3.Het geschil en de beoordeling in eerste aanleg

3.1
Enexis heeft in eerste aanleg betaling van een bedrag van € 4.751,12 in hoofdsom gevorderd wegens illegale afname van elektriciteit c.q. schending door [appellant] van zijn contractuele zorgplicht om de aanwezige aansluitingen op het netwerk op legale wijze te (doen) gebruiken. Kernverweer van [appellant] is, dat hij in de betreffende periode grotendeels afwezig is geweest en, mede als gevolg van zijn invaliditeit, niet afwist van de aanwezigheid van een hennepkwekerij op de bovenverdieping van zijn woning.
3.2
De kantonrechter heeft de vorderingen van Enexis grotendeels toegewezen wegens schending van vorenbedoelde zorgplicht door [appellant].
4.
Met betrekking tot de grieven
4.1
De grieven richten zich (1) tegen het oordeel van de kantonrechter dat [appellant] aansprakelijk is voor de door Enexis geleden schade en (2) tegen de omvang van de door de kantonrechter toegewezen schade.

Aangeleverd materiaal =
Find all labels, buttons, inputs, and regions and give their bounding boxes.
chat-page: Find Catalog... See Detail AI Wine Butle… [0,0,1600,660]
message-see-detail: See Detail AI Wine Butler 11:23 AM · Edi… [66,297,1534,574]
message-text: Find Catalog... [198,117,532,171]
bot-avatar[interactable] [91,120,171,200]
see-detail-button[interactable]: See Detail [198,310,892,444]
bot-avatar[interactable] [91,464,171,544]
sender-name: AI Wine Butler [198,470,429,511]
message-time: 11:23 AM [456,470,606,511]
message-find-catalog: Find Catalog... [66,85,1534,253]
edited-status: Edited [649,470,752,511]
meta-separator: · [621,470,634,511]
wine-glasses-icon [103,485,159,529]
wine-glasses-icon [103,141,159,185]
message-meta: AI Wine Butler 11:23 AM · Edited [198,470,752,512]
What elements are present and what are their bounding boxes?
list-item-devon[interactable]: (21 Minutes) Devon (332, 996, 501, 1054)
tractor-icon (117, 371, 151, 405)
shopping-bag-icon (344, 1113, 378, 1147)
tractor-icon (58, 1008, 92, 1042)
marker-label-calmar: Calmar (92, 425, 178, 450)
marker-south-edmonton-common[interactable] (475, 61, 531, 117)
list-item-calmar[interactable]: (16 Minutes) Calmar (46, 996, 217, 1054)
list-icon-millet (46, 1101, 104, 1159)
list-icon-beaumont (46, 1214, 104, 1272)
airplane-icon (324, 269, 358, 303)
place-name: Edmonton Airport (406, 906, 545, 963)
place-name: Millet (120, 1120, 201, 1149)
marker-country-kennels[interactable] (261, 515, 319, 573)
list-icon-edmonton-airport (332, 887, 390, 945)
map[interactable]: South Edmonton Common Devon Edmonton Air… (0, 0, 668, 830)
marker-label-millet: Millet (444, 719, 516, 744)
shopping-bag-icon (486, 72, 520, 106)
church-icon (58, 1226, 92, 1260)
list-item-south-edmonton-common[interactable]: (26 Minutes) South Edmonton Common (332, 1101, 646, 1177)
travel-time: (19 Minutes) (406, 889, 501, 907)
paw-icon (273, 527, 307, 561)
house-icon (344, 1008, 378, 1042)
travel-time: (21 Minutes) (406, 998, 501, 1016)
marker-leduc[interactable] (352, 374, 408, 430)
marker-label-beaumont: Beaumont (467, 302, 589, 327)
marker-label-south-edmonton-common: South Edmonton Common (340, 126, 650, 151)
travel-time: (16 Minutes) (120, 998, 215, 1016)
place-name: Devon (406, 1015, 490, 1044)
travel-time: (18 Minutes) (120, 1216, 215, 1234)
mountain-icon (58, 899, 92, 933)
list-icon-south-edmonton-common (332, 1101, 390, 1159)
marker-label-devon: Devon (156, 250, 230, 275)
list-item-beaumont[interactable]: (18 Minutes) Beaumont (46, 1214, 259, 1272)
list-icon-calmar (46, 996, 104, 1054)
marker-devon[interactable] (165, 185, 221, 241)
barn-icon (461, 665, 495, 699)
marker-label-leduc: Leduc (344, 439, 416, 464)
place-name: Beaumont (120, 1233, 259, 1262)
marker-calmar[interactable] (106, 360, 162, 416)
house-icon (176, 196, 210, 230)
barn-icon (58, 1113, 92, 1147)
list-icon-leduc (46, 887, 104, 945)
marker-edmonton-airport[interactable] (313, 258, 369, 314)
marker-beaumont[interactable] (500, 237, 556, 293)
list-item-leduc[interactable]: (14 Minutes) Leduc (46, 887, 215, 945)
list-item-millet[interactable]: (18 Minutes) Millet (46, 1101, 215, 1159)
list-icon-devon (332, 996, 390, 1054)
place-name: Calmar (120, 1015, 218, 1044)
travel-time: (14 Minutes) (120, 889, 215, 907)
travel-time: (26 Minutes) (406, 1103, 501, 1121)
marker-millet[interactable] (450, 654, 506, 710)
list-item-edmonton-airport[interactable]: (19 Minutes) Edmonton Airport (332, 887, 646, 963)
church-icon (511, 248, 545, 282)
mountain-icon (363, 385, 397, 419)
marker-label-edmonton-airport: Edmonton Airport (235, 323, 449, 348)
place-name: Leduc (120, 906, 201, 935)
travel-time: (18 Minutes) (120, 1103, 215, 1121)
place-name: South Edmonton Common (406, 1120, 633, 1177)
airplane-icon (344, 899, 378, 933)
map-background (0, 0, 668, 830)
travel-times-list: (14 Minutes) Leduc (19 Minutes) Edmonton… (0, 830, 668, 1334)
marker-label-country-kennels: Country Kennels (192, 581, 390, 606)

Opdrachten =
**1.** Neem de passage over van "3.Het geschil en" tot en met "zorgplicht door [appellant].", en vervang daarbij "kantonrechter" door "rechter".
**2.** Welk bedrag heeft Enexis volgens de passage in eerste aanleg in hoofdsom gevorderd?
De items hebben niets met de passage te maken.

Eindresultaten =
**1.**
3.Het geschil en de beoordeling in eerste aanleg

3.1
Enexis heeft in eerste aanleg betaling van een bedrag van € 4.751,12 in hoofdsom gevorderd wegens illegale afname van elektriciteit c.q. schending door [appellant] van zijn contractuele zorgplicht om de aanwezige aansluitingen op het netwerk op legale wijze te (doen) gebruiken. Kernverweer van [appellant] is, dat hij in de betreffende periode grotendeels afwezig is geweest en, mede als gevolg van zijn invaliditeit, niet afwist van de aanwezigheid van een hennepkwekerij op de bovenverdieping van zijn woning.
3.2
De rechter heeft de vorderingen van Enexis grotendeels toegewezen wegens schending van vorenbedoelde zorgplicht door [appellant].

**2.** Een bedrag van € 4.751,12.